• _DIRECTIONS_
Below are the entries; count the lines in them that contain the word "WADAX" and give only the number.

[Items from a figure collection]
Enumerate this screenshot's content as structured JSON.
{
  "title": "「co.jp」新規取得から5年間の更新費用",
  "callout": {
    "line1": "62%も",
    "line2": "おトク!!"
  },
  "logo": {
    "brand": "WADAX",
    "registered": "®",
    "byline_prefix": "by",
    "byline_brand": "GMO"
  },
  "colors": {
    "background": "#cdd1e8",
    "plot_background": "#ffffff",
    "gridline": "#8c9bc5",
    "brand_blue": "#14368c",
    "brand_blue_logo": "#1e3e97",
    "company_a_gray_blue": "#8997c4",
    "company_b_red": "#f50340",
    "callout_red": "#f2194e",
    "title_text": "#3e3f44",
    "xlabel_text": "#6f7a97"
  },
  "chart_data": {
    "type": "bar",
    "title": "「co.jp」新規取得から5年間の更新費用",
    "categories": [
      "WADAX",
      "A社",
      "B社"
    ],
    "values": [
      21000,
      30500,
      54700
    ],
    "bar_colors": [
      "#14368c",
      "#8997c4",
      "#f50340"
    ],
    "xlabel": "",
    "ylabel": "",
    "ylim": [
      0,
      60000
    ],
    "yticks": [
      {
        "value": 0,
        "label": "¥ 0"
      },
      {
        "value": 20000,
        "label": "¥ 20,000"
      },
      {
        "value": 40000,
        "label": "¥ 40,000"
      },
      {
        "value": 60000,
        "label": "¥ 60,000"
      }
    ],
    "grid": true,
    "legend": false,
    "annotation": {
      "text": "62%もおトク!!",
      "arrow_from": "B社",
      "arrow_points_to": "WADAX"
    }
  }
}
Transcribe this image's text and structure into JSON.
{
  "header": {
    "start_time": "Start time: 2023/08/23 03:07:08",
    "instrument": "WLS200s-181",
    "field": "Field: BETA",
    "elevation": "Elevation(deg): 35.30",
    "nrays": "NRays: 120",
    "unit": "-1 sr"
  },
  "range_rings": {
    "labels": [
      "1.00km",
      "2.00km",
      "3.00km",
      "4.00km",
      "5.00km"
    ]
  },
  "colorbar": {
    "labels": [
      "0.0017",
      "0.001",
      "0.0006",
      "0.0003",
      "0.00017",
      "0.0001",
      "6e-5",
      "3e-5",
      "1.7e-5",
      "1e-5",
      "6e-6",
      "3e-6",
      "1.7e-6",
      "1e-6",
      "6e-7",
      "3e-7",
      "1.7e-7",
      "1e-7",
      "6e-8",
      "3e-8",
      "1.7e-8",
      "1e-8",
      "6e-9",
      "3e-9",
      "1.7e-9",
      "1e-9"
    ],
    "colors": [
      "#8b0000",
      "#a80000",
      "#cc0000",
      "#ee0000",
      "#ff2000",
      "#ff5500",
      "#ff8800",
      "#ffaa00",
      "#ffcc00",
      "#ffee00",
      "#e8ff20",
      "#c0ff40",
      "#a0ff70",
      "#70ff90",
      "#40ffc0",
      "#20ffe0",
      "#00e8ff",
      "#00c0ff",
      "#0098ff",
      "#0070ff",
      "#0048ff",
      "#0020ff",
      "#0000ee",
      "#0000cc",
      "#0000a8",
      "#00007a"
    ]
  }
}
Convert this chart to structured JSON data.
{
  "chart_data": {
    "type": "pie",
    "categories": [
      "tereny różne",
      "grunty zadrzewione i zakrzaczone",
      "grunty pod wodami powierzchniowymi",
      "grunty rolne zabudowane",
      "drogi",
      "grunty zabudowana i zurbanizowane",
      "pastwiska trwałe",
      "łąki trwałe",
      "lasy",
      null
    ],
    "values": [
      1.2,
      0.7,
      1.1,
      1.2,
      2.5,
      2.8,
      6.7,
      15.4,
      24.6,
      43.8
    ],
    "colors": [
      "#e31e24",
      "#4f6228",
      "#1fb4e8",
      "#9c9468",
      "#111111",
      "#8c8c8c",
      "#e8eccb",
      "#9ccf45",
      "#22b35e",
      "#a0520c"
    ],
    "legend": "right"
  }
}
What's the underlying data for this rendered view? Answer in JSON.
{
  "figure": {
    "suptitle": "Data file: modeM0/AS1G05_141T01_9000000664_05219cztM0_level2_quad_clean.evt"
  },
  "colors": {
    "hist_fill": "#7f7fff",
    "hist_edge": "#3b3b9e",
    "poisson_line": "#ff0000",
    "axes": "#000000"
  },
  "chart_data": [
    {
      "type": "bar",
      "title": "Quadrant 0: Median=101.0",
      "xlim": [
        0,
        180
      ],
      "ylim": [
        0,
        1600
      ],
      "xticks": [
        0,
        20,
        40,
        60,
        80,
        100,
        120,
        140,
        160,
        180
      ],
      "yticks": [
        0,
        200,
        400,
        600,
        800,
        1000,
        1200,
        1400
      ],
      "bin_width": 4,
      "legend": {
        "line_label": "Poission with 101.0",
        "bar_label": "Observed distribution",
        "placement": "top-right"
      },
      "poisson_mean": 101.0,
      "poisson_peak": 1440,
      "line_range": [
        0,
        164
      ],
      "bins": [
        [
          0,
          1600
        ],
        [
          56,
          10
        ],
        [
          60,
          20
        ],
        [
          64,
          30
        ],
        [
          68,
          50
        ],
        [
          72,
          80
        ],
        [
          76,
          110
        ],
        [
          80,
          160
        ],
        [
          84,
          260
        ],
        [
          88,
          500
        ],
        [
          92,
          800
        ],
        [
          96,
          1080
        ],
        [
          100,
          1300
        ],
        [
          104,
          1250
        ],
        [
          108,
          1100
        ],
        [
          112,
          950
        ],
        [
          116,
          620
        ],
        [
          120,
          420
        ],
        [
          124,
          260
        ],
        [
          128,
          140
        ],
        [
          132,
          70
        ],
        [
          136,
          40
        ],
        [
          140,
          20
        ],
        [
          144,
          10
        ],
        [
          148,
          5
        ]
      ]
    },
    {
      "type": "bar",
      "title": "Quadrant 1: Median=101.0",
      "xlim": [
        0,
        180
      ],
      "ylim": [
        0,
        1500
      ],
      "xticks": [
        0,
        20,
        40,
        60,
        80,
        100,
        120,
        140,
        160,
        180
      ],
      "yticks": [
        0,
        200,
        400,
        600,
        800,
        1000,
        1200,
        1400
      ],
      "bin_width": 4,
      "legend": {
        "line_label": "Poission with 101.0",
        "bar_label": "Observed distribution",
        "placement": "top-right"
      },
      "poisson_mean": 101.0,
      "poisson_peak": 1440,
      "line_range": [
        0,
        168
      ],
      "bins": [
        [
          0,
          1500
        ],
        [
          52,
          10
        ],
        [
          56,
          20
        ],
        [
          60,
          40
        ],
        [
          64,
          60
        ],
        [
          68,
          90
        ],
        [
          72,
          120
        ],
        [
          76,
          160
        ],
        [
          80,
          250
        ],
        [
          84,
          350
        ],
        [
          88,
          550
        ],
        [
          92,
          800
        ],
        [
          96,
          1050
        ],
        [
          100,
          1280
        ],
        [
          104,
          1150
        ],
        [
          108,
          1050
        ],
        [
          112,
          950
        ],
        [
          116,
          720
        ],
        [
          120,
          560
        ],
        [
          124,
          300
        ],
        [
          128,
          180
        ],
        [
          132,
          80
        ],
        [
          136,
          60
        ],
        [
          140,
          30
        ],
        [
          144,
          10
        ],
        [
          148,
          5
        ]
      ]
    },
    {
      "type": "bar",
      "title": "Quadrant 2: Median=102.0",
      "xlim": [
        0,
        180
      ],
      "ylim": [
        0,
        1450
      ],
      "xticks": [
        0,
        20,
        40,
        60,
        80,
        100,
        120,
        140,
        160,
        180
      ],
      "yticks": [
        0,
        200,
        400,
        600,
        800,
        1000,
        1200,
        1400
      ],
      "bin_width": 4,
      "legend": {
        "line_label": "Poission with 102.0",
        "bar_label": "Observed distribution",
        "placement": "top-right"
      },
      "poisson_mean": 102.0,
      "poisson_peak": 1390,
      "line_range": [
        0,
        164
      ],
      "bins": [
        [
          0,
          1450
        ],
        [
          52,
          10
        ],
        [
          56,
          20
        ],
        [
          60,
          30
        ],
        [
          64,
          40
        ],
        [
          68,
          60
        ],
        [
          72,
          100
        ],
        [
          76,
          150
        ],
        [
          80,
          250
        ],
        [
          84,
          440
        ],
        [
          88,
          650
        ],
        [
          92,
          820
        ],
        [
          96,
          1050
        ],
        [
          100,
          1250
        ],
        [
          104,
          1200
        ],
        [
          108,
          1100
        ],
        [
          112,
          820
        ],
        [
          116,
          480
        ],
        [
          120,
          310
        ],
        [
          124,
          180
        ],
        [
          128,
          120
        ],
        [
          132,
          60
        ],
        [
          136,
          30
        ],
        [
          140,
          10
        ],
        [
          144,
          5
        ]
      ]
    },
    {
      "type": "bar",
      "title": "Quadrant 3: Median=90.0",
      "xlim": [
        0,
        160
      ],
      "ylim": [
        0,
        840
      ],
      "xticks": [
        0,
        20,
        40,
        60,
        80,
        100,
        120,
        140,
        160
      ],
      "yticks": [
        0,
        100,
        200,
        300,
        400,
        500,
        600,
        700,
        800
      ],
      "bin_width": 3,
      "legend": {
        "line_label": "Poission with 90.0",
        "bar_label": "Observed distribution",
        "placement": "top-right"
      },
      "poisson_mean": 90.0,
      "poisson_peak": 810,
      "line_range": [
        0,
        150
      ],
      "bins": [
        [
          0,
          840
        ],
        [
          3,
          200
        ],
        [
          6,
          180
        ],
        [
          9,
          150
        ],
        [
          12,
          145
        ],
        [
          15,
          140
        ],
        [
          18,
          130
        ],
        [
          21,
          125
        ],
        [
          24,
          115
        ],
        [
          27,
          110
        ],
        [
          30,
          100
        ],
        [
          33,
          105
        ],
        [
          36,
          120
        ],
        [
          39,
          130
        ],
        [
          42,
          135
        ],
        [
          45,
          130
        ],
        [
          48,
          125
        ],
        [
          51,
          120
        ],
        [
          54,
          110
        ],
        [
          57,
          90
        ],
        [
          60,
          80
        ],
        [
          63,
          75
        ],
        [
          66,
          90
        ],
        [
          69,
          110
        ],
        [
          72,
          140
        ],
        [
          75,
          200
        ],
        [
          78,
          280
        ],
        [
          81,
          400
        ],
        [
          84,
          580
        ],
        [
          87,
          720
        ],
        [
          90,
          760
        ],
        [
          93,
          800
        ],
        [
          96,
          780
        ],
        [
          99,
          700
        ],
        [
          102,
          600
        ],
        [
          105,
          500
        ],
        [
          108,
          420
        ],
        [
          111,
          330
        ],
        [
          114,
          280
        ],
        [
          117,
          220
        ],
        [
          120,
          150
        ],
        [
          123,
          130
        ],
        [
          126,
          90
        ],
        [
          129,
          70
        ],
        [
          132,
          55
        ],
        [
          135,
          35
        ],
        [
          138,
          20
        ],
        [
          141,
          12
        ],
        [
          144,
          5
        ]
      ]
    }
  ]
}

• _PROBLEM SOLUTION_
3